>> BEGIN RECORDS PROVIDED
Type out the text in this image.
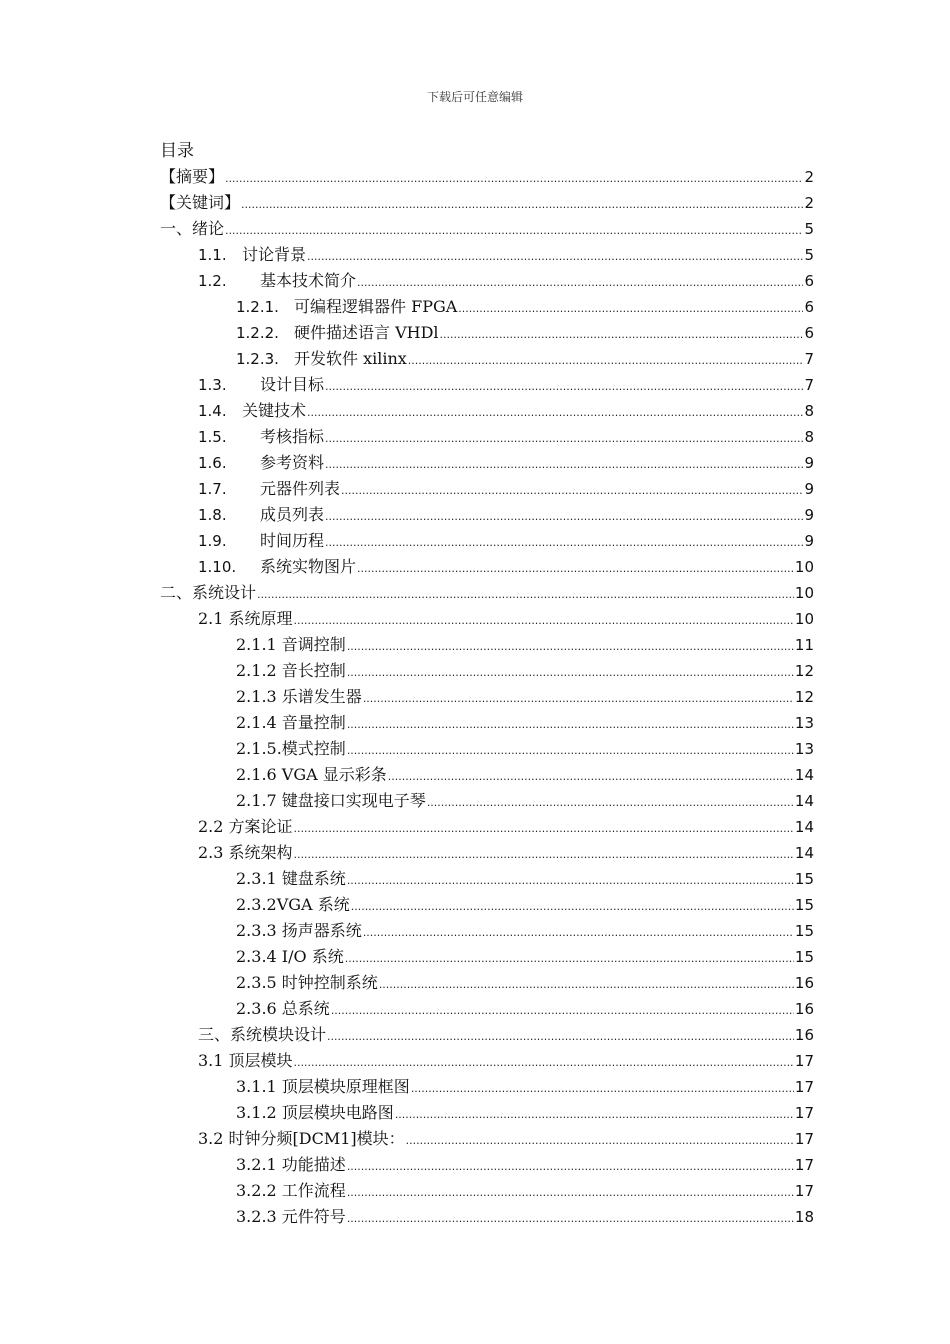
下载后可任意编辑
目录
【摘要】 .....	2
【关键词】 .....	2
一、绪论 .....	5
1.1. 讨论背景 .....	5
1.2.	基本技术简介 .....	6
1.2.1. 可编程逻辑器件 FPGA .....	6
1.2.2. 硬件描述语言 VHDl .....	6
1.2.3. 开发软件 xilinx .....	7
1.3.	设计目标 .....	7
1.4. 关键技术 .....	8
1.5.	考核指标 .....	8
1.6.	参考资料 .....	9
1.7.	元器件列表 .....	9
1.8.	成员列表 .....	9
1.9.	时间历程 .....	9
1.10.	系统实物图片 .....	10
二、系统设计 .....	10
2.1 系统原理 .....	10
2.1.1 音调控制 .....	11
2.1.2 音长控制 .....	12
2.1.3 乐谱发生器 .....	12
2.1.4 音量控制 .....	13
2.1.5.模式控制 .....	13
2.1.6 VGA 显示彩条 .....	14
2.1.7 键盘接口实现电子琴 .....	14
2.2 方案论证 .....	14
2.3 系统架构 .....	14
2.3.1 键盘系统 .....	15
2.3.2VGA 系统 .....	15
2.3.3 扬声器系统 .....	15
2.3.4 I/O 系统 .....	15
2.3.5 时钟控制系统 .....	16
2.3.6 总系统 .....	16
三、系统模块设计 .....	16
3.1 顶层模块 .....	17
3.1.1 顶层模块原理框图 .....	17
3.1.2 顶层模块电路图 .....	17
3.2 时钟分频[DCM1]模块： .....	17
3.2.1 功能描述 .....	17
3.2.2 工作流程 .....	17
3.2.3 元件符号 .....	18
>> END RECORDS PROVIDED
→ **TASK GOAL**
Write every entry out again exactly, dropping the pictures.

→ **FULL SOLUTION**
Type out the text in this image.
下载后可任意编辑
目录
【摘要】 .....	2
【关键词】 .....	2
一、绪论 .....	5
1.1. 讨论背景 .....	5
1.2.	基本技术简介 .....	6
1.2.1. 可编程逻辑器件 FPGA .....	6
1.2.2. 硬件描述语言 VHDl .....	6
1.2.3. 开发软件 xilinx .....	7
1.3.	设计目标 .....	7
1.4. 关键技术 .....	8
1.5.	考核指标 .....	8
1.6.	参考资料 .....	9
1.7.	元器件列表 .....	9
1.8.	成员列表 .....	9
1.9.	时间历程 .....	9
1.10.	系统实物图片 .....	10
二、系统设计 .....	10
2.1 系统原理 .....	10
2.1.1 音调控制 .....	11
2.1.2 音长控制 .....	12
2.1.3 乐谱发生器 .....	12
2.1.4 音量控制 .....	13
2.1.5.模式控制 .....	13
2.1.6 VGA 显示彩条 .....	14
2.1.7 键盘接口实现电子琴 .....	14
2.2 方案论证 .....	14
2.3 系统架构 .....	14
2.3.1 键盘系统 .....	15
2.3.2VGA 系统 .....	15
2.3.3 扬声器系统 .....	15
2.3.4 I/O 系统 .....	15
2.3.5 时钟控制系统 .....	16
2.3.6 总系统 .....	16
三、系统模块设计 .....	16
3.1 顶层模块 .....	17
3.1.1 顶层模块原理框图 .....	17
3.1.2 顶层模块电路图 .....	17
3.2 时钟分频[DCM1]模块： .....	17
3.2.1 功能描述 .....	17
3.2.2 工作流程 .....	17
3.2.3 元件符号 .....	18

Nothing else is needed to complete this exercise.